Transcribe all of the material exactly.

········

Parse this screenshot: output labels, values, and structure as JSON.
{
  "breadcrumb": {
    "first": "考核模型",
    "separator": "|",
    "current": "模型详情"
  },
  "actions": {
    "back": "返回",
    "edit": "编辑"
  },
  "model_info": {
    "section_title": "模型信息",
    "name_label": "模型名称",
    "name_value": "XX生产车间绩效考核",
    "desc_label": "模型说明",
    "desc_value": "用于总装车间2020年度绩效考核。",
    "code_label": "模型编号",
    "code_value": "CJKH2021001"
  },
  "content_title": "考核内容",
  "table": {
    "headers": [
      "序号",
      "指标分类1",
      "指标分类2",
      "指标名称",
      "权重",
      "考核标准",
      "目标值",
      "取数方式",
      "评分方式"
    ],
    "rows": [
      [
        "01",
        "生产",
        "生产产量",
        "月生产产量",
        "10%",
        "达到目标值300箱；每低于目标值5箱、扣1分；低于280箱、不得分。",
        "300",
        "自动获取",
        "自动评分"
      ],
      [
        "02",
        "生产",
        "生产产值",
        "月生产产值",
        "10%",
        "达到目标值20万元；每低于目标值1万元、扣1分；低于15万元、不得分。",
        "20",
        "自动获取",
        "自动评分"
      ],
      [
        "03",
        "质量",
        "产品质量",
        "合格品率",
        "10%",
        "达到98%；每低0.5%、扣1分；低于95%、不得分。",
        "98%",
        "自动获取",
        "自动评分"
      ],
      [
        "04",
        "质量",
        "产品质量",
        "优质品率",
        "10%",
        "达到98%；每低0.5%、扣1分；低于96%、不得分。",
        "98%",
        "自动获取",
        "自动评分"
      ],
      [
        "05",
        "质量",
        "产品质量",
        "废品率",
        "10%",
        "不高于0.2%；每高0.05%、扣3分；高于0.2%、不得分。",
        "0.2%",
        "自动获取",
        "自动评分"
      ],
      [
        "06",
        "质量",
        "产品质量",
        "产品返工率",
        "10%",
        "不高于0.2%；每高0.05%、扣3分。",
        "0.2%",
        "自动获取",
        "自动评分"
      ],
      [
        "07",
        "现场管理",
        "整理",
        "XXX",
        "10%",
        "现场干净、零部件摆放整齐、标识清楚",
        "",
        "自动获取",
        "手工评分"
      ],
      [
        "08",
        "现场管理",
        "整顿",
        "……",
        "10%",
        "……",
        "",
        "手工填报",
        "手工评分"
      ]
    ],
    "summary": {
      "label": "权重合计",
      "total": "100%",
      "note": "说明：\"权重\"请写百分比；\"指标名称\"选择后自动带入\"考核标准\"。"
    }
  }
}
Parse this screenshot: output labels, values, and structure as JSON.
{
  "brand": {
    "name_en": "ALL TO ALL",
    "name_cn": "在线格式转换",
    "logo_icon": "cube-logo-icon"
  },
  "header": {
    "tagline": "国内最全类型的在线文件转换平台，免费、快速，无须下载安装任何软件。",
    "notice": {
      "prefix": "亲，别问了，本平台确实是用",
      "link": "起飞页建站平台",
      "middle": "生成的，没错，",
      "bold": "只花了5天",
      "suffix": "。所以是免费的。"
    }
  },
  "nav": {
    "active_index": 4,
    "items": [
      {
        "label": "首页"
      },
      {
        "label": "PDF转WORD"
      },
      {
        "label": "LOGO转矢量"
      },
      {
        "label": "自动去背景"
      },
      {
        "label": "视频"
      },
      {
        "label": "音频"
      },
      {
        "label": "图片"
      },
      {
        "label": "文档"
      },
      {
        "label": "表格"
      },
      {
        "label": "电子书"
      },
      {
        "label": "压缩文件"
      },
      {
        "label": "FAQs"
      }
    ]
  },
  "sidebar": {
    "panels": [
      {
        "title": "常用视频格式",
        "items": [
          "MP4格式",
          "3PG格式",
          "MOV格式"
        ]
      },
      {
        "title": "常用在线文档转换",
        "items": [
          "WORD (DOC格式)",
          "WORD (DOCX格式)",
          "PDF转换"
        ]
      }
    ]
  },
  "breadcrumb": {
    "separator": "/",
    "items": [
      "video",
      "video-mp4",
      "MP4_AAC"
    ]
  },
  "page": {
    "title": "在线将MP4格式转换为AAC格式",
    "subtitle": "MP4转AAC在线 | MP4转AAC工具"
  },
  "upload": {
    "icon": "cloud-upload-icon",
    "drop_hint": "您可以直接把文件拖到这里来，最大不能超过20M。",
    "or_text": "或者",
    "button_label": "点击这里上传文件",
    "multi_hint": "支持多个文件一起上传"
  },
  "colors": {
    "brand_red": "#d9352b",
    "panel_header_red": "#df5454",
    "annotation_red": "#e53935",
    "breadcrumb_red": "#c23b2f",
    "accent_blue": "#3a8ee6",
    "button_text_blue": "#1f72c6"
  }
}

········

**Problem solution**
Parse this screenshot: output labels, values, and structure as JSON.
{
  "breadcrumb": {
    "first": "考核模型",
    "separator": "|",
    "current": "模型详情"
  },
  "actions": {
    "back": "返回",
    "edit": "编辑"
  },
  "model_info": {
    "section_title": "模型信息",
    "name_label": "模型名称",
    "name_value": "XX生产车间绩效考核",
    "desc_label": "模型说明",
    "desc_value": "用于总装车间2020年度绩效考核。",
    "code_label": "模型编号",
    "code_value": "CJKH2021001"
  },
  "content_title": "考核内容",
  "table": {
    "headers": [
      "序号",
      "指标分类1",
      "指标分类2",
      "指标名称",
      "权重",
      "考核标准",
      "目标值",
      "取数方式",
      "评分方式"
    ],
    "rows": [
      [
        "01",
        "生产",
        "生产产量",
        "月生产产量",
        "10%",
        "达到目标值300箱；每低于目标值5箱、扣1分；低于280箱、不得分。",
        "300",
        "自动获取",
        "自动评分"
      ],
      [
        "02",
        "生产",
        "生产产值",
        "月生产产值",
        "10%",
        "达到目标值20万元；每低于目标值1万元、扣1分；低于15万元、不得分。",
        "20",
        "自动获取",
        "自动评分"
      ],
      [
        "03",
        "质量",
        "产品质量",
        "合格品率",
        "10%",
        "达到98%；每低0.5%、扣1分；低于95%、不得分。",
        "98%",
        "自动获取",
        "自动评分"
      ],
      [
        "04",
        "质量",
        "产品质量",
        "优质品率",
        "10%",
        "达到98%；每低0.5%、扣1分；低于96%、不得分。",
        "98%",
        "自动获取",
        "自动评分"
      ],
      [
        "05",
        "质量",
        "产品质量",
        "废品率",
        "10%",
        "不高于0.2%；每高0.05%、扣3分；高于0.2%、不得分。",
        "0.2%",
        "自动获取",
        "自动评分"
      ],
      [
        "06",
        "质量",
        "产品质量",
        "产品返工率",
        "10%",
        "不高于0.2%；每高0.05%、扣3分。",
        "0.2%",
        "自动获取",
        "自动评分"
      ],
      [
        "07",
        "现场管理",
        "整理",
        "XXX",
        "10%",
        "现场干净、零部件摆放整齐、标识清楚",
        "",
        "自动获取",
        "手工评分"
      ],
      [
        "08",
        "现场管理",
        "整顿",
        "……",
        "10%",
        "……",
        "",
        "手工填报",
        "手工评分"
      ]
    ],
    "summary": {
      "label": "权重合计",
      "total": "100%",
      "note": "说明：\"权重\"请写百分比；\"指标名称\"选择后自动带入\"考核标准\"。"
    }
  }
}
Parse this screenshot: output labels, values, and structure as JSON.
{
  "brand": {
    "name_en": "ALL TO ALL",
    "name_cn": "在线格式转换",
    "logo_icon": "cube-logo-icon"
  },
  "header": {
    "tagline": "国内最全类型的在线文件转换平台，免费、快速，无须下载安装任何软件。",
    "notice": {
      "prefix": "亲，别问了，本平台确实是用",
      "link": "起飞页建站平台",
      "middle": "生成的，没错，",
      "bold": "只花了5天",
      "suffix": "。所以是免费的。"
    }
  },
  "nav": {
    "active_index": 4,
    "items": [
      {
        "label": "首页"
      },
      {
        "label": "PDF转WORD"
      },
      {
        "label": "LOGO转矢量"
      },
      {
        "label": "自动去背景"
      },
      {
        "label": "视频"
      },
      {
        "label": "音频"
      },
      {
        "label": "图片"
      },
      {
        "label": "文档"
      },
      {
        "label": "表格"
      },
      {
        "label": "电子书"
      },
      {
        "label": "压缩文件"
      },
      {
        "label": "FAQs"
      }
    ]
  },
  "sidebar": {
    "panels": [
      {
        "title": "常用视频格式",
        "items": [
          "MP4格式",
          "3PG格式",
          "MOV格式"
        ]
      },
      {
        "title": "常用在线文档转换",
        "items": [
          "WORD (DOC格式)",
          "WORD (DOCX格式)",
          "PDF转换"
        ]
      }
    ]
  },
  "breadcrumb": {
    "separator": "/",
    "items": [
      "video",
      "video-mp4",
      "MP4_AAC"
    ]
  },
  "page": {
    "title": "在线将MP4格式转换为AAC格式",
    "subtitle": "MP4转AAC在线 | MP4转AAC工具"
  },
  "upload": {
    "icon": "cloud-upload-icon",
    "drop_hint": "您可以直接把文件拖到这里来，最大不能超过20M。",
    "or_text": "或者",
    "button_label": "点击这里上传文件",
    "multi_hint": "支持多个文件一起上传"
  },
  "colors": {
    "brand_red": "#d9352b",
    "panel_header_red": "#df5454",
    "annotation_red": "#e53935",
    "breadcrumb_red": "#c23b2f",
    "accent_blue": "#3a8ee6",
    "button_text_blue": "#1f72c6"
  }
}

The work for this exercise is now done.